-- begin INFORMATION PROVIDED --

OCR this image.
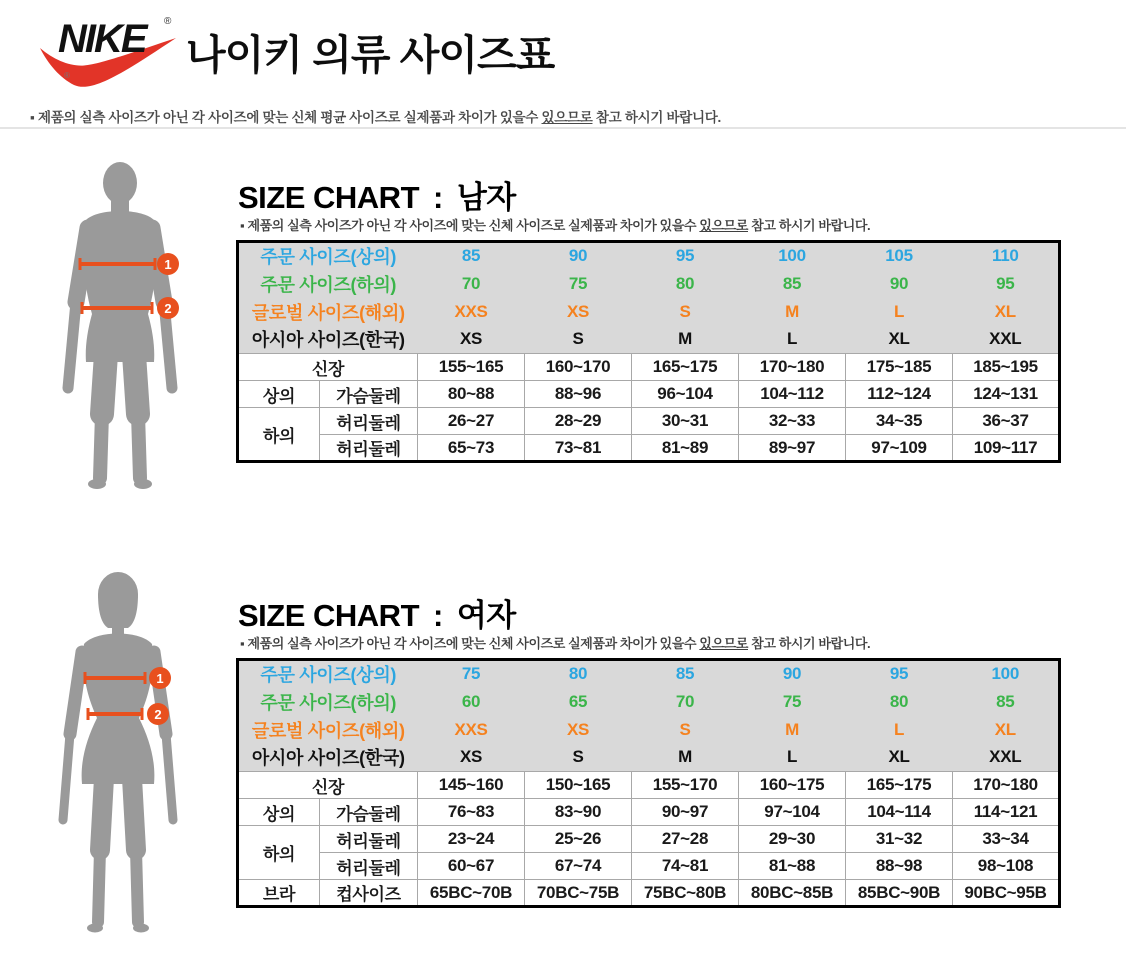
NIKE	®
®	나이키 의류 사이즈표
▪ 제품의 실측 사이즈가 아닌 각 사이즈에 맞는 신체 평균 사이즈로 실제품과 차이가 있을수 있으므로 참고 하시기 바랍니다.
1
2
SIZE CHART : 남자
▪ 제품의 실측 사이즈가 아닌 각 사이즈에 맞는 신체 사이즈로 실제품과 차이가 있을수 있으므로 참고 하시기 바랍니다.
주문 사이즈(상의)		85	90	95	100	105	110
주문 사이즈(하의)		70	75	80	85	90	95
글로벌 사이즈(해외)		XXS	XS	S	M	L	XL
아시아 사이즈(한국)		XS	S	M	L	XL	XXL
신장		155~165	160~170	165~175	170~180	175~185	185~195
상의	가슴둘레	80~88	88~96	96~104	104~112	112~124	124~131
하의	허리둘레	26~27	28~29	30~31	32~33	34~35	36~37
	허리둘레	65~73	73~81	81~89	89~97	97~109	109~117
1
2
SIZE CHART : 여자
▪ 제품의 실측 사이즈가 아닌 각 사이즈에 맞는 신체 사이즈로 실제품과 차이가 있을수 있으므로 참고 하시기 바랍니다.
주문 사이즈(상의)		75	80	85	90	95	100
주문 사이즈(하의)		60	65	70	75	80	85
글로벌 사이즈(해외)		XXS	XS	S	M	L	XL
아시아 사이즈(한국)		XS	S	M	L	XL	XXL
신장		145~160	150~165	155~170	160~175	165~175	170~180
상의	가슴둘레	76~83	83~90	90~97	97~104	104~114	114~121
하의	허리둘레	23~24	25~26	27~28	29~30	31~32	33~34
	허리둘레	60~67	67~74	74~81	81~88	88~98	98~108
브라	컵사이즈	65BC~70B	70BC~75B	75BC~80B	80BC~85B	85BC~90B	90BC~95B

-- end INFORMATION PROVIDED --
-- begin INFORMATION PROVIDED --

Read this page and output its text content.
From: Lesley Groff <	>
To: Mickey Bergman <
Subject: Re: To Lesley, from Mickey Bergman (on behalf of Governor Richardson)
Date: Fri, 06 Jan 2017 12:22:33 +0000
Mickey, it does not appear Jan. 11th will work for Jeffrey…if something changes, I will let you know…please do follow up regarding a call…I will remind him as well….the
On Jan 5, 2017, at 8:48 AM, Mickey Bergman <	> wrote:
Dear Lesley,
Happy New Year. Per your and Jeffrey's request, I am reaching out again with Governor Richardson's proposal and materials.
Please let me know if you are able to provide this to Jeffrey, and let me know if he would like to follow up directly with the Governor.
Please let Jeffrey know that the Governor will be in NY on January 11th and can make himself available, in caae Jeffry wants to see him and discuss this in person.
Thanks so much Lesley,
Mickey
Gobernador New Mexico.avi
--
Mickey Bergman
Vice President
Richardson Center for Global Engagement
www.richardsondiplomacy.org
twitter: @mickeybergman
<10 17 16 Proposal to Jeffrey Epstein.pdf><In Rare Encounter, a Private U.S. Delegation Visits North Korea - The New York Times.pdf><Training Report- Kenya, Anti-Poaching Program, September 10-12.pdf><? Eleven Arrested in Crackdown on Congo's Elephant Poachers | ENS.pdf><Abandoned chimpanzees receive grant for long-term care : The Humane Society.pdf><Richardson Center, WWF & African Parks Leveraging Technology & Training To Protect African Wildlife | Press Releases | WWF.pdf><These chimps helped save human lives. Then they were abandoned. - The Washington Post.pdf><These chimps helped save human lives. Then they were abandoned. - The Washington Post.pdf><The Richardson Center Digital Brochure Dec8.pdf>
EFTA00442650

-- end INFORMATION PROVIDED --

Which lines contain "know"? Show each of them.

Mickey, it does not appear Jan. 11th will work for Jeffrey…if something changes, I will let you know…please do follow up regarding a call…I will remind him as well….the
Please let me know if you are able to provide this to Jeffrey, and let me know if he would like to follow up directly with the Governor.
Please let Jeffrey know that the Governor will be in NY on January 11th and can make himself available, in caae Jeffry wants to see him and discuss this in person.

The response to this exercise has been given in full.